BEGIN PROVIDED RECORDS

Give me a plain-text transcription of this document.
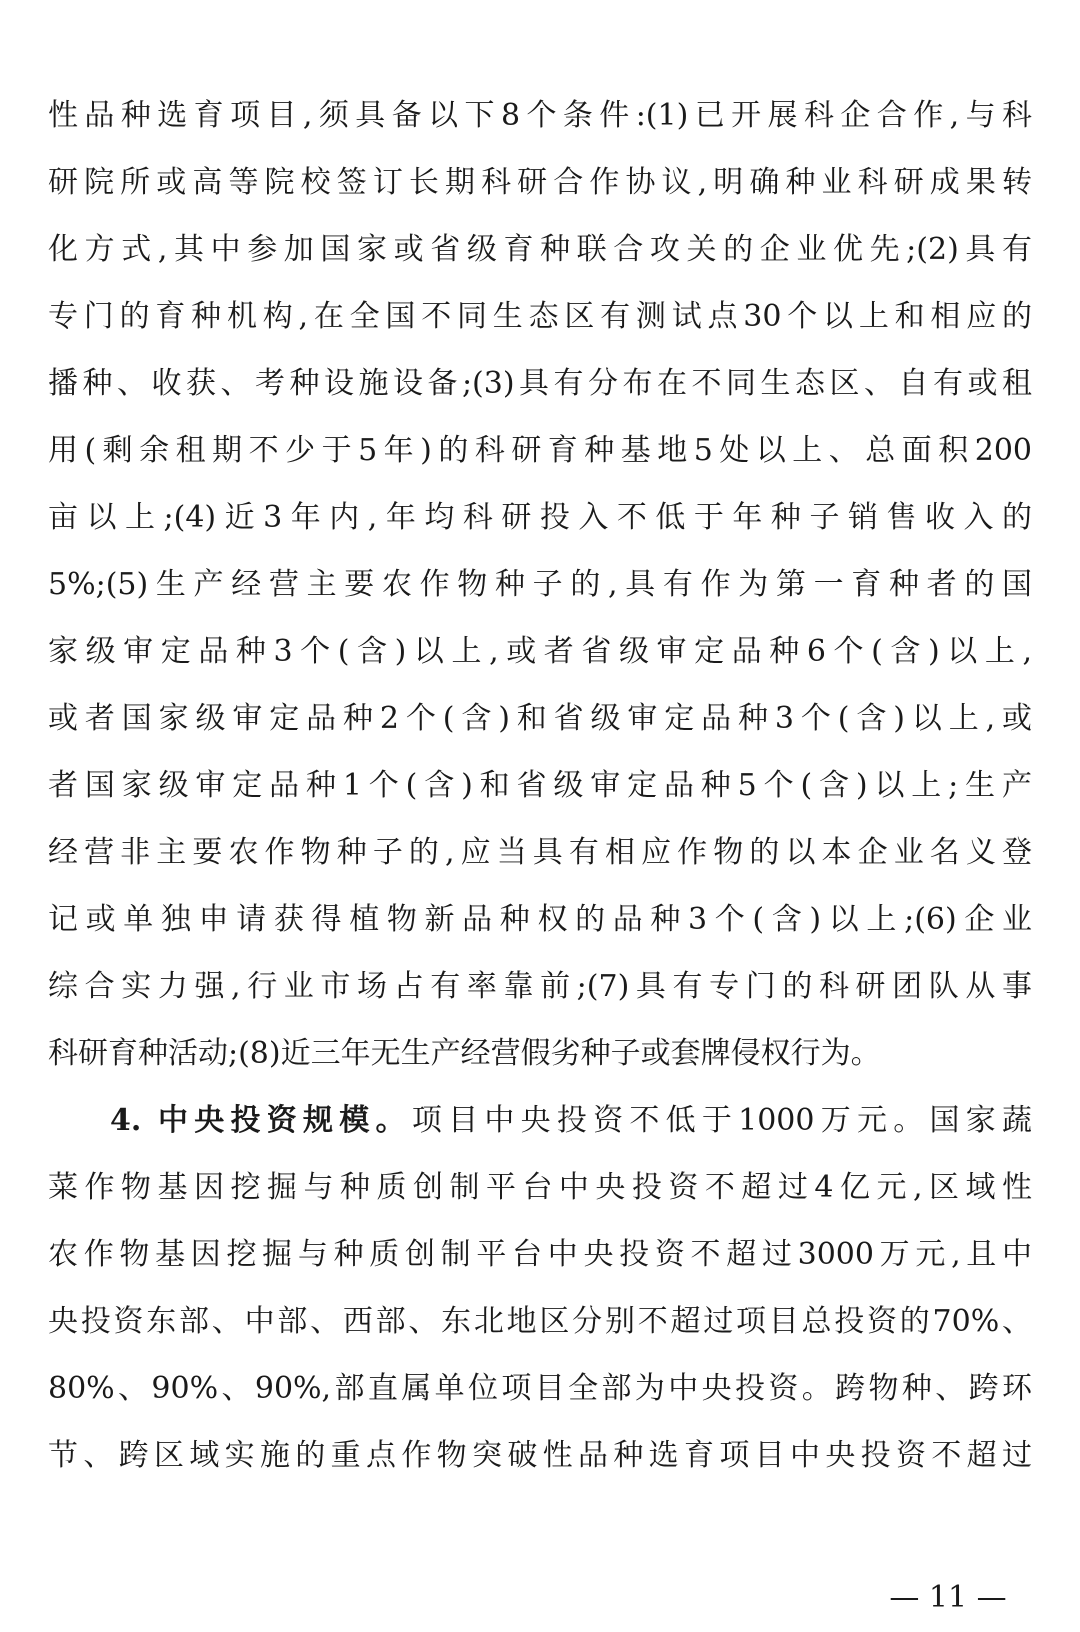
性品种选育项目,须具备以下8个条件:(1)已开展科企合作,与科
研院所或高等院校签订长期科研合作协议,明确种业科研成果转
化方式,其中参加国家或省级育种联合攻关的企业优先;(2)具有
专门的育种机构,在全国不同生态区有测试点30个以上和相应的
播种、收获、考种设施设备;(3)具有分布在不同生态区、自有或租
用(剩余租期不少于5年)的科研育种基地5处以上、总面积200
亩以上;(4)近3年内,年均科研投入不低于年种子销售收入的
5%;(5)生产经营主要农作物种子的,具有作为第一育种者的国
家级审定品种3个(含)以上,或者省级审定品种6个(含)以上,
或者国家级审定品种2个(含)和省级审定品种3个(含)以上,或
者国家级审定品种1个(含)和省级审定品种5个(含)以上;生产
经营非主要农作物种子的,应当具有相应作物的以本企业名义登
记或单独申请获得植物新品种权的品种3个(含)以上;(6)企业
综合实力强,行业市场占有率靠前;(7)具有专门的科研团队从事
科研育种活动;(8)近三年无生产经营假劣种子或套牌侵权行为。
4. 中央投资规模。项目中央投资不低于1000万元。国家蔬
菜作物基因挖掘与种质创制平台中央投资不超过4亿元,区域性
农作物基因挖掘与种质创制平台中央投资不超过3000万元,且中
央投资东部、中部、西部、东北地区分别不超过项目总投资的70%、
80%、90%、90%,部直属单位项目全部为中央投资。跨物种、跨环
节、跨区域实施的重点作物突破性品种选育项目中央投资不超过
— 11 —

END PROVIDED RECORDS

* _WHAT TO WORK ON_
Set down the material exactly, every line of it, except for the pictures.

* _SOLUTION FOR THIS EXERCISE_
Give me a plain-text transcription of this document.
性品种选育项目,须具备以下8个条件:(1)已开展科企合作,与科
研院所或高等院校签订长期科研合作协议,明确种业科研成果转
化方式,其中参加国家或省级育种联合攻关的企业优先;(2)具有
专门的育种机构,在全国不同生态区有测试点30个以上和相应的
播种、收获、考种设施设备;(3)具有分布在不同生态区、自有或租
用(剩余租期不少于5年)的科研育种基地5处以上、总面积200
亩以上;(4)近3年内,年均科研投入不低于年种子销售收入的
5%;(5)生产经营主要农作物种子的,具有作为第一育种者的国
家级审定品种3个(含)以上,或者省级审定品种6个(含)以上,
或者国家级审定品种2个(含)和省级审定品种3个(含)以上,或
者国家级审定品种1个(含)和省级审定品种5个(含)以上;生产
经营非主要农作物种子的,应当具有相应作物的以本企业名义登
记或单独申请获得植物新品种权的品种3个(含)以上;(6)企业
综合实力强,行业市场占有率靠前;(7)具有专门的科研团队从事
科研育种活动;(8)近三年无生产经营假劣种子或套牌侵权行为。
4. 中央投资规模。项目中央投资不低于1000万元。国家蔬
菜作物基因挖掘与种质创制平台中央投资不超过4亿元,区域性
农作物基因挖掘与种质创制平台中央投资不超过3000万元,且中
央投资东部、中部、西部、东北地区分别不超过项目总投资的70%、
80%、90%、90%,部直属单位项目全部为中央投资。跨物种、跨环
节、跨区域实施的重点作物突破性品种选育项目中央投资不超过
— 11 —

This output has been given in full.